* TO BE DONE: Repeat the listing in full. Nothing may be added or left out.

'''

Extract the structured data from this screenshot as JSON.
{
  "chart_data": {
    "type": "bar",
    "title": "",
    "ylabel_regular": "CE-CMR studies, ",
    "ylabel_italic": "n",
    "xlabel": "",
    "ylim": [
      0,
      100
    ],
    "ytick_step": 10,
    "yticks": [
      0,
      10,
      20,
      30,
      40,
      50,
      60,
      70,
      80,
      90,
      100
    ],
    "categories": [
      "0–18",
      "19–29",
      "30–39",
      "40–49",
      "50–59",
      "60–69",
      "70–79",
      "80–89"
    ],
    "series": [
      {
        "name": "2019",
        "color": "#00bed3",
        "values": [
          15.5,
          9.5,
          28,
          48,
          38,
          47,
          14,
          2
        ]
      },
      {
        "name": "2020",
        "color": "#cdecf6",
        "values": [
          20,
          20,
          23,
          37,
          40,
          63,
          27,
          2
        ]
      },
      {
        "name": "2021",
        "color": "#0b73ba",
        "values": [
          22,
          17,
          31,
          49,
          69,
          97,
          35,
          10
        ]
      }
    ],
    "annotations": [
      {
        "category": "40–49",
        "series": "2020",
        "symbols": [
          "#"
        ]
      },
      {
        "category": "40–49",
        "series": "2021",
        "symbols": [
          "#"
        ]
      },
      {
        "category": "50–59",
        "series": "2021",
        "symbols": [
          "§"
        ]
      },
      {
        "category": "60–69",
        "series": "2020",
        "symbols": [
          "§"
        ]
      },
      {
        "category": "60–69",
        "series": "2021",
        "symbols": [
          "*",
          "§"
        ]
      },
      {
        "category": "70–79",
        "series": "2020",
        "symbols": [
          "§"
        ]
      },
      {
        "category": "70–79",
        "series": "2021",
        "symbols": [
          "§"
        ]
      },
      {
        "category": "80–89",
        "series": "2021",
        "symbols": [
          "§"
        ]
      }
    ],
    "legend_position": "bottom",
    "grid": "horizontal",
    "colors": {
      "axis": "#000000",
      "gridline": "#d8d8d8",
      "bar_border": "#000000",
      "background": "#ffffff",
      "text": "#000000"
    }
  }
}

'''

* ANSWER BELOW:
Extract the structured data from this screenshot as JSON.
{
  "chart_data": {
    "type": "bar",
    "title": "",
    "ylabel_regular": "CE-CMR studies, ",
    "ylabel_italic": "n",
    "xlabel": "",
    "ylim": [
      0,
      100
    ],
    "ytick_step": 10,
    "yticks": [
      0,
      10,
      20,
      30,
      40,
      50,
      60,
      70,
      80,
      90,
      100
    ],
    "categories": [
      "0–18",
      "19–29",
      "30–39",
      "40–49",
      "50–59",
      "60–69",
      "70–79",
      "80–89"
    ],
    "series": [
      {
        "name": "2019",
        "color": "#00bed3",
        "values": [
          15.5,
          9.5,
          28,
          48,
          38,
          47,
          14,
          2
        ]
      },
      {
        "name": "2020",
        "color": "#cdecf6",
        "values": [
          20,
          20,
          23,
          37,
          40,
          63,
          27,
          2
        ]
      },
      {
        "name": "2021",
        "color": "#0b73ba",
        "values": [
          22,
          17,
          31,
          49,
          69,
          97,
          35,
          10
        ]
      }
    ],
    "annotations": [
      {
        "category": "40–49",
        "series": "2020",
        "symbols": [
          "#"
        ]
      },
      {
        "category": "40–49",
        "series": "2021",
        "symbols": [
          "#"
        ]
      },
      {
        "category": "50–59",
        "series": "2021",
        "symbols": [
          "§"
        ]
      },
      {
        "category": "60–69",
        "series": "2020",
        "symbols": [
          "§"
        ]
      },
      {
        "category": "60–69",
        "series": "2021",
        "symbols": [
          "*",
          "§"
        ]
      },
      {
        "category": "70–79",
        "series": "2020",
        "symbols": [
          "§"
        ]
      },
      {
        "category": "70–79",
        "series": "2021",
        "symbols": [
          "§"
        ]
      },
      {
        "category": "80–89",
        "series": "2021",
        "symbols": [
          "§"
        ]
      }
    ],
    "legend_position": "bottom",
    "grid": "horizontal",
    "colors": {
      "axis": "#000000",
      "gridline": "#d8d8d8",
      "bar_border": "#000000",
      "background": "#ffffff",
      "text": "#000000"
    }
  }
}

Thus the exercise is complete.